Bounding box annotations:
....

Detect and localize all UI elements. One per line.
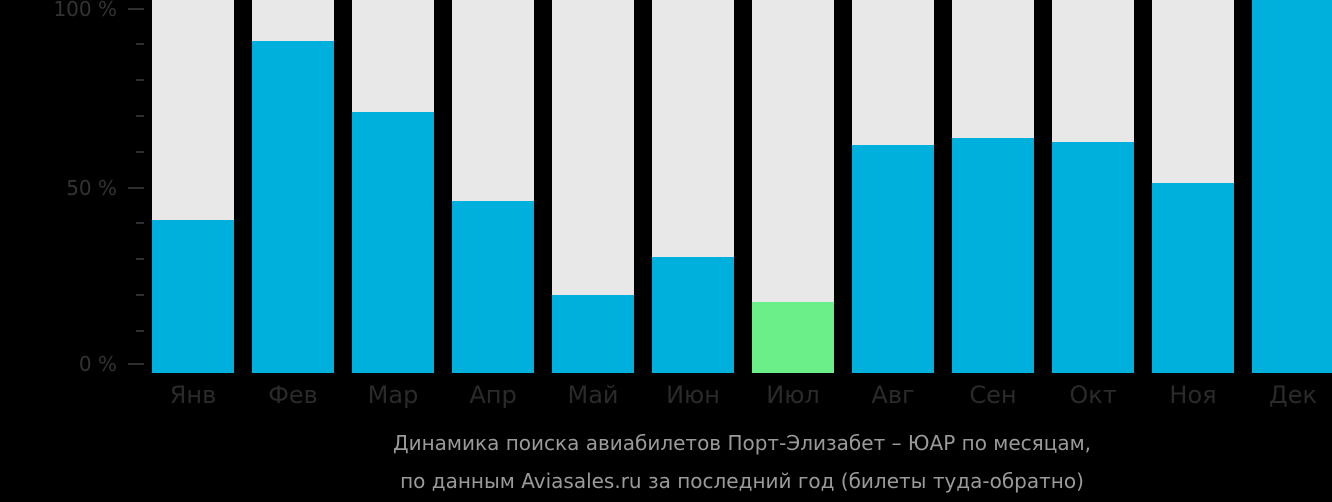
- y-major-tick: [128, 8, 144, 10]
- chart-title: Динамика поиска авиабилетов Порт-Элизабе…: [392, 431, 1092, 455]
- y-minor-tick: [136, 330, 144, 332]
- y-minor-tick: [136, 43, 144, 45]
- bar-fill: [752, 302, 834, 373]
- bar-4: [452, 0, 534, 373]
- bar-fill: [852, 145, 934, 373]
- x-tick-label: Дек: [1268, 381, 1317, 409]
- bar-fill: [1052, 142, 1134, 373]
- bar-7: [752, 0, 834, 373]
- bar-fill: [1252, 0, 1332, 373]
- x-tick-label: Апр: [469, 381, 517, 409]
- y-minor-tick: [136, 258, 144, 260]
- bar-fill: [552, 295, 634, 373]
- y-tick-label: 0 %: [78, 352, 117, 376]
- x-tick-label: Окт: [1069, 381, 1117, 409]
- bar-11: [1152, 0, 1234, 373]
- x-tick-label: Ноя: [1169, 381, 1217, 409]
- y-minor-tick: [136, 115, 144, 117]
- y-minor-tick: [136, 151, 144, 153]
- x-tick-label: Мар: [367, 381, 419, 409]
- y-major-tick: [128, 363, 144, 365]
- y-tick-label: 100 %: [53, 0, 117, 21]
- bar-10: [1052, 0, 1134, 373]
- y-minor-tick: [136, 222, 144, 224]
- x-tick-label: Фев: [268, 381, 318, 409]
- x-tick-label: Сен: [969, 381, 1017, 409]
- bar-fill: [952, 138, 1034, 373]
- bar-2: [252, 0, 334, 373]
- x-tick-label: Май: [567, 381, 619, 409]
- x-tick-label: Авг: [871, 381, 915, 409]
- y-tick-label: 50 %: [66, 176, 117, 200]
- bar-9: [952, 0, 1034, 373]
- y-major-tick: [128, 187, 144, 189]
- bar-fill: [252, 41, 334, 373]
- bar-12: [1252, 0, 1332, 373]
- bar-fill: [352, 112, 434, 373]
- bar-8: [852, 0, 934, 373]
- bar-fill: [452, 201, 534, 373]
- bar-3: [352, 0, 434, 373]
- bar-fill: [1152, 183, 1234, 373]
- y-minor-tick: [136, 79, 144, 81]
- x-tick-label: Янв: [169, 381, 217, 409]
- x-tick-label: Июн: [666, 381, 720, 409]
- bar-5: [552, 0, 634, 373]
- y-minor-tick: [136, 294, 144, 296]
- bar-fill: [152, 220, 234, 373]
- bar-6: [652, 0, 734, 373]
- chart-subtitle: по данным Aviasales.ru за последний год …: [400, 469, 1084, 493]
- bar-fill: [652, 257, 734, 373]
- bar-1: [152, 0, 234, 373]
- x-tick-label: Июл: [766, 381, 820, 409]
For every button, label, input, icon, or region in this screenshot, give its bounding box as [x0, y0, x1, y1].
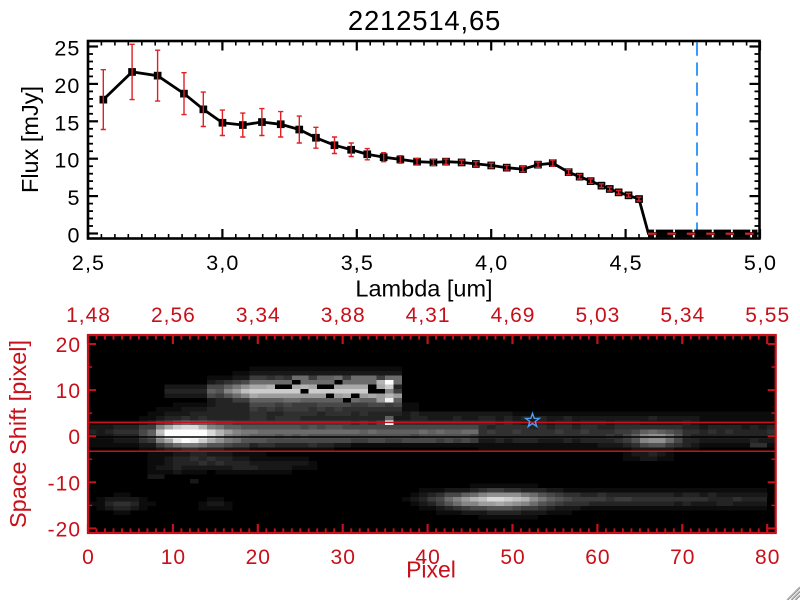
- svg-text:20: 20: [56, 334, 81, 357]
- svg-text:5,34: 5,34: [660, 304, 705, 327]
- svg-text:Space Shift [pixel]: Space Shift [pixel]: [5, 340, 31, 528]
- svg-text:10: 10: [161, 546, 186, 569]
- svg-text:10: 10: [54, 149, 80, 173]
- svg-text:5: 5: [67, 186, 80, 210]
- svg-text:4,0: 4,0: [475, 251, 508, 275]
- svg-text:2,56: 2,56: [151, 304, 196, 327]
- svg-text:3,88: 3,88: [321, 304, 366, 327]
- svg-text:20: 20: [246, 546, 271, 569]
- svg-text:2212514,65: 2212514,65: [348, 5, 501, 36]
- svg-text:Pixel: Pixel: [406, 557, 456, 583]
- svg-text:3,34: 3,34: [236, 304, 281, 327]
- svg-text:2,5: 2,5: [72, 251, 105, 275]
- svg-text:3,5: 3,5: [341, 251, 374, 275]
- svg-text:4,31: 4,31: [406, 304, 451, 327]
- svg-text:80: 80: [755, 546, 780, 569]
- svg-text:20: 20: [54, 74, 80, 98]
- svg-text:3,0: 3,0: [206, 251, 239, 275]
- svg-text:-20: -20: [48, 518, 81, 541]
- svg-text:0: 0: [67, 224, 80, 248]
- svg-text:1,48: 1,48: [66, 304, 111, 327]
- svg-text:30: 30: [331, 546, 356, 569]
- svg-text:70: 70: [670, 546, 695, 569]
- svg-text:50: 50: [500, 546, 525, 569]
- svg-text:0: 0: [82, 546, 95, 569]
- svg-text:-10: -10: [48, 472, 81, 495]
- svg-text:4,69: 4,69: [491, 304, 536, 327]
- svg-text:15: 15: [54, 111, 80, 135]
- svg-text:0: 0: [68, 426, 81, 449]
- svg-text:Flux [mJy]: Flux [mJy]: [17, 86, 43, 193]
- svg-text:60: 60: [585, 546, 610, 569]
- svg-text:10: 10: [56, 380, 81, 403]
- svg-text:25: 25: [54, 37, 80, 61]
- svg-text:5,03: 5,03: [575, 304, 620, 327]
- svg-text:5,55: 5,55: [745, 304, 790, 327]
- svg-text:4,5: 4,5: [609, 251, 642, 275]
- svg-text:40: 40: [415, 546, 440, 569]
- svg-text:Lambda [um]: Lambda [um]: [355, 276, 492, 302]
- svg-text:5,0: 5,0: [744, 251, 777, 275]
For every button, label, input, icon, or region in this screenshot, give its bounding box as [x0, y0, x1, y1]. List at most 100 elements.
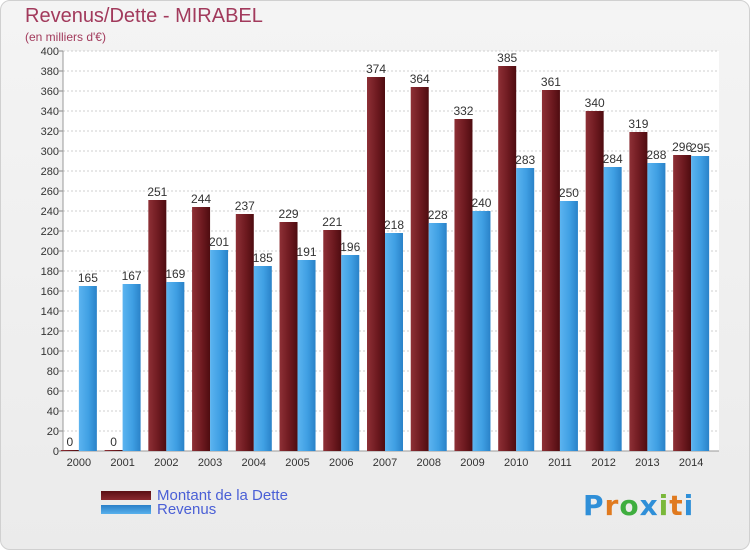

....

Put every line of the records above into a Markdown table with the columns "Row" and "Line", numbering the rows and skipping blank lines. Omit the pictures.

- SOLUTION TO THIS EXERCISE:
| Row | Line |
|---|---|
| 1 | Detect and localize all UI elements. One per line. |
| 2 | - y-major-tick: [128, 8, 144, 10] |
| 3 | - chart-title: Динамика поиска авиабилетов Порт-Элизабе…: [392, 431, 1092, 455] |
| 4 | - y-minor-tick: [136, 330, 144, 332] |
| 5 | - y-minor-tick: [136, 43, 144, 45] |
| 6 | - bar-fill: [752, 302, 834, 373] |
| 7 | - bar-4: [452, 0, 534, 373] |
| 8 | - bar-fill: [852, 145, 934, 373] |
| 9 | - x-tick-label: Дек: [1268, 381, 1317, 409] |
| 10 | - bar-fill: [1052, 142, 1134, 373] |
| 11 | - bar-7: [752, 0, 834, 373] |
| 12 | - bar-fill: [1252, 0, 1332, 373] |
| 13 | - x-tick-label: Апр: [469, 381, 517, 409] |
| 14 | - y-minor-tick: [136, 258, 144, 260] |
| 15 | - bar-fill: [552, 295, 634, 373] |
| 16 | - y-tick-label: 0 %: [78, 352, 117, 376] |
| 17 | - x-tick-label: Окт: [1069, 381, 1117, 409] |
| 18 | - bar-11: [1152, 0, 1234, 373] |
| 19 | - x-tick-label: Ноя: [1169, 381, 1217, 409] |
| 20 | - y-minor-tick: [136, 115, 144, 117] |
| 21 | - y-minor-tick: [136, 151, 144, 153] |
| 22 | - x-tick-label: Мар: [367, 381, 419, 409] |
| 23 | - y-major-tick: [128, 363, 144, 365] |
| 24 | - y-tick-label: 100 %: [53, 0, 117, 21] |
| 25 | - bar-10: [1052, 0, 1134, 373] |
| 26 | - y-minor-tick: [136, 222, 144, 224] |
| 27 | - x-tick-label: Фев: [268, 381, 318, 409] |
| 28 | - x-tick-label: Сен: [969, 381, 1017, 409] |
| 29 | - bar-fill: [952, 138, 1034, 373] |
| 30 | - bar-2: [252, 0, 334, 373] |
| 31 | - x-tick-label: Май: [567, 381, 619, 409] |
| 32 | - x-tick-label: Авг: [871, 381, 915, 409] |
| 33 | - y-tick-label: 50 %: [66, 176, 117, 200] |
| 34 | - bar-9: [952, 0, 1034, 373] |
| 35 | - y-major-tick: [128, 187, 144, 189] |
| 36 | - bar-fill: [252, 41, 334, 373] |
| 37 | - bar-12: [1252, 0, 1332, 373] |
| 38 | - bar-fill: [352, 112, 434, 373] |
| 39 | - bar-8: [852, 0, 934, 373] |
| 40 | - bar-fill: [452, 201, 534, 373] |
| 41 | - bar-3: [352, 0, 434, 373] |
| 42 | - bar-fill: [1152, 183, 1234, 373] |
| 43 | - y-minor-tick: [136, 79, 144, 81] |
| 44 | - x-tick-label: Янв: [169, 381, 217, 409] |
| 45 | - x-tick-label: Июн: [666, 381, 720, 409] |
| 46 | - bar-5: [552, 0, 634, 373] |
| 47 | - y-minor-tick: [136, 294, 144, 296] |
| 48 | - bar-fill: [152, 220, 234, 373] |
| 49 | - bar-6: [652, 0, 734, 373] |
| 50 | - chart-subtitle: по данным Aviasales.ru за последний год …: [400, 469, 1084, 493] |
| 51 | - bar-fill: [652, 257, 734, 373] |
| 52 | - bar-1: [152, 0, 234, 373] |
| 53 | - x-tick-label: Июл: [766, 381, 820, 409] |
| 54 | For every button, label, input, icon, or region in this screenshot, give its bounding box as [x0, y0, x1, y1]. |
| 55 | - svg-text:20: 20: [56, 334, 81, 357] |
| 56 | - svg-text:5,34: 5,34: [660, 304, 705, 327] |
| 57 | - svg-text:Space Shift [pixel]: Space Shift [pixel]: [5, 340, 31, 528] |
| 58 | - svg-text:10: 10: [161, 546, 186, 569] |
| 59 | - svg-text:10: 10: [54, 149, 80, 173] |
| 60 | - svg-text:5: 5: [67, 186, 80, 210] |
| 61 | - svg-text:4,0: 4,0: [475, 251, 508, 275] |
| 62 | - svg-text:2,56: 2,56: [151, 304, 196, 327] |
| 63 | - svg-text:3,88: 3,88: [321, 304, 366, 327] |
| 64 | - svg-text:20: 20: [246, 546, 271, 569] |
| 65 | - svg-text:2212514,65: 2212514,65: [348, 5, 501, 36] |
| 66 | - svg-text:Pixel: Pixel: [406, 557, 456, 583] |
| 67 | - svg-text:3,34: 3,34: [236, 304, 281, 327] |
| 68 | - svg-text:2,5: 2,5: [72, 251, 105, 275] |
| 69 | - svg-text:3,5: 3,5: [341, 251, 374, 275] |
| 70 | - svg-text:4,31: 4,31: [406, 304, 451, 327] |
| 71 | - svg-text:80: 80: [755, 546, 780, 569] |
| 72 | - svg-text:20: 20: [54, 74, 80, 98] |
| 73 | - svg-text:3,0: 3,0: [206, 251, 239, 275] |
| 74 | - svg-text:-20: -20: [48, 518, 81, 541] |
| 75 | - svg-text:0: 0: [67, 224, 80, 248] |
| 76 | - svg-text:1,48: 1,48: [66, 304, 111, 327] |
| 77 | - svg-text:30: 30: [331, 546, 356, 569] |
| 78 | - svg-text:70: 70: [670, 546, 695, 569] |
| 79 | - svg-text:50: 50: [500, 546, 525, 569] |
| 80 | - svg-text:0: 0: [82, 546, 95, 569] |
| 81 | - svg-text:-10: -10: [48, 472, 81, 495] |
| 82 | - svg-text:4,69: 4,69: [491, 304, 536, 327] |
| 83 | - svg-text:15: 15: [54, 111, 80, 135] |
| 84 | - svg-text:0: 0: [68, 426, 81, 449] |
| 85 | - svg-text:Flux [mJy]: Flux [mJy]: [17, 86, 43, 193] |
| 86 | - svg-text:60: 60: [585, 546, 610, 569] |
| 87 | - svg-text:10: 10: [56, 380, 81, 403] |
| 88 | - svg-text:25: 25: [54, 37, 80, 61] |
| 89 | - svg-text:5,03: 5,03: [575, 304, 620, 327] |
| 90 | - svg-text:5,55: 5,55: [745, 304, 790, 327] |
| 91 | - svg-text:4,5: 4,5: [609, 251, 642, 275] |
| 92 | - svg-text:40: 40: [415, 546, 440, 569] |
| 93 | - svg-text:Lambda [um]: Lambda [um]: [355, 276, 492, 302] |
| 94 | - svg-text:5,0: 5,0: [744, 251, 777, 275] |
| 95 | For every button, label, input, icon, or region in this screenshot, give its bounding box as [x0, y0, x1, y1]. List at most 100 elements. |